** Begin Exercise inputs **
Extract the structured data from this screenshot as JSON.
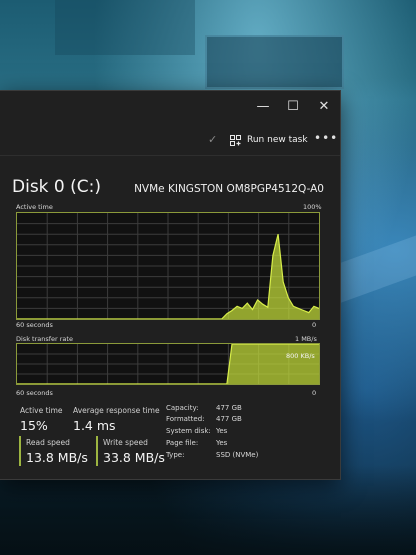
{
  "window": {
    "controls": {
      "minimize": "—",
      "maximize": "☐",
      "close": "✕"
    },
    "toolbar": {
      "run_new_task": "Run new task",
      "more": "•••"
    }
  },
  "disk": {
    "title": "Disk 0 (C:)",
    "model": "NVMe KINGSTON OM8PGP4512Q-A0"
  },
  "active_time_graph": {
    "label": "Active time",
    "max_label": "100%",
    "x_label": "60 seconds",
    "min_label": "0"
  },
  "transfer_graph": {
    "label": "Disk transfer rate",
    "max_label": "1 MB/s",
    "mid_label": "800 KB/s",
    "x_label": "60 seconds",
    "min_label": "0"
  },
  "stats": {
    "active_time": {
      "label": "Active time",
      "value": "15%"
    },
    "response_time": {
      "label": "Average response time",
      "value": "1.4 ms"
    },
    "read_speed": {
      "label": "Read speed",
      "value": "13.8 MB/s"
    },
    "write_speed": {
      "label": "Write speed",
      "value": "33.8 MB/s"
    }
  },
  "properties": [
    {
      "key": "Capacity:",
      "value": "477 GB"
    },
    {
      "key": "Formatted:",
      "value": "477 GB"
    },
    {
      "key": "System disk:",
      "value": "Yes"
    },
    {
      "key": "Page file:",
      "value": "Yes"
    },
    {
      "key": "Type:",
      "value": "SSD (NVMe)"
    }
  ],
  "colors": {
    "accent": "#9db541",
    "graph_fill": "#c9e23a",
    "window_bg": "#202020"
  },
  "chart_data": [
    {
      "type": "area",
      "series": [
        {
          "values": [
            0,
            0,
            0,
            0,
            0,
            0,
            0,
            0,
            0,
            0,
            0,
            0,
            0,
            0,
            0,
            0,
            0,
            0,
            0,
            0,
            0,
            0,
            0,
            0,
            0,
            0,
            0,
            0,
            0,
            0,
            0,
            0,
            0,
            0,
            0,
            0,
            0,
            0,
            0,
            0,
            0,
            5,
            8,
            12,
            10,
            15,
            9,
            18,
            14,
            11,
            60,
            80,
            35,
            20,
            12,
            10,
            8,
            6,
            12,
            10
          ]
        }
      ],
      "ylim": [
        0,
        100
      ]
    },
    {
      "type": "area",
      "series": [
        {
          "values": [
            0,
            0,
            0,
            0,
            0,
            0,
            0,
            0,
            0,
            0,
            0,
            0,
            0,
            0,
            0,
            0,
            0,
            0,
            0,
            0,
            0,
            0,
            0,
            0,
            0,
            0,
            0,
            0,
            0,
            0,
            0,
            0,
            0,
            0,
            0,
            0,
            0,
            0,
            0,
            0,
            0,
            0,
            100,
            100,
            100,
            100,
            100,
            100,
            100,
            100,
            100,
            100,
            100,
            100,
            100,
            100,
            100,
            100,
            100,
            100
          ]
        }
      ],
      "ylim": [
        0,
        100
      ]
    }
  ]
}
** End Exercise inputs **
What is needed: Please set down each line of the data above exactly as written, without the pictures.

Response to the task:
Extract the structured data from this screenshot as JSON.
{
  "window": {
    "controls": {
      "minimize": "—",
      "maximize": "☐",
      "close": "✕"
    },
    "toolbar": {
      "run_new_task": "Run new task",
      "more": "•••"
    }
  },
  "disk": {
    "title": "Disk 0 (C:)",
    "model": "NVMe KINGSTON OM8PGP4512Q-A0"
  },
  "active_time_graph": {
    "label": "Active time",
    "max_label": "100%",
    "x_label": "60 seconds",
    "min_label": "0"
  },
  "transfer_graph": {
    "label": "Disk transfer rate",
    "max_label": "1 MB/s",
    "mid_label": "800 KB/s",
    "x_label": "60 seconds",
    "min_label": "0"
  },
  "stats": {
    "active_time": {
      "label": "Active time",
      "value": "15%"
    },
    "response_time": {
      "label": "Average response time",
      "value": "1.4 ms"
    },
    "read_speed": {
      "label": "Read speed",
      "value": "13.8 MB/s"
    },
    "write_speed": {
      "label": "Write speed",
      "value": "33.8 MB/s"
    }
  },
  "properties": [
    {
      "key": "Capacity:",
      "value": "477 GB"
    },
    {
      "key": "Formatted:",
      "value": "477 GB"
    },
    {
      "key": "System disk:",
      "value": "Yes"
    },
    {
      "key": "Page file:",
      "value": "Yes"
    },
    {
      "key": "Type:",
      "value": "SSD (NVMe)"
    }
  ],
  "colors": {
    "accent": "#9db541",
    "graph_fill": "#c9e23a",
    "window_bg": "#202020"
  },
  "chart_data": [
    {
      "type": "area",
      "series": [
        {
          "values": [
            0,
            0,
            0,
            0,
            0,
            0,
            0,
            0,
            0,
            0,
            0,
            0,
            0,
            0,
            0,
            0,
            0,
            0,
            0,
            0,
            0,
            0,
            0,
            0,
            0,
            0,
            0,
            0,
            0,
            0,
            0,
            0,
            0,
            0,
            0,
            0,
            0,
            0,
            0,
            0,
            0,
            5,
            8,
            12,
            10,
            15,
            9,
            18,
            14,
            11,
            60,
            80,
            35,
            20,
            12,
            10,
            8,
            6,
            12,
            10
          ]
        }
      ],
      "ylim": [
        0,
        100
      ]
    },
    {
      "type": "area",
      "series": [
        {
          "values": [
            0,
            0,
            0,
            0,
            0,
            0,
            0,
            0,
            0,
            0,
            0,
            0,
            0,
            0,
            0,
            0,
            0,
            0,
            0,
            0,
            0,
            0,
            0,
            0,
            0,
            0,
            0,
            0,
            0,
            0,
            0,
            0,
            0,
            0,
            0,
            0,
            0,
            0,
            0,
            0,
            0,
            0,
            100,
            100,
            100,
            100,
            100,
            100,
            100,
            100,
            100,
            100,
            100,
            100,
            100,
            100,
            100,
            100,
            100,
            100
          ]
        }
      ],
      "ylim": [
        0,
        100
      ]
    }
  ]
}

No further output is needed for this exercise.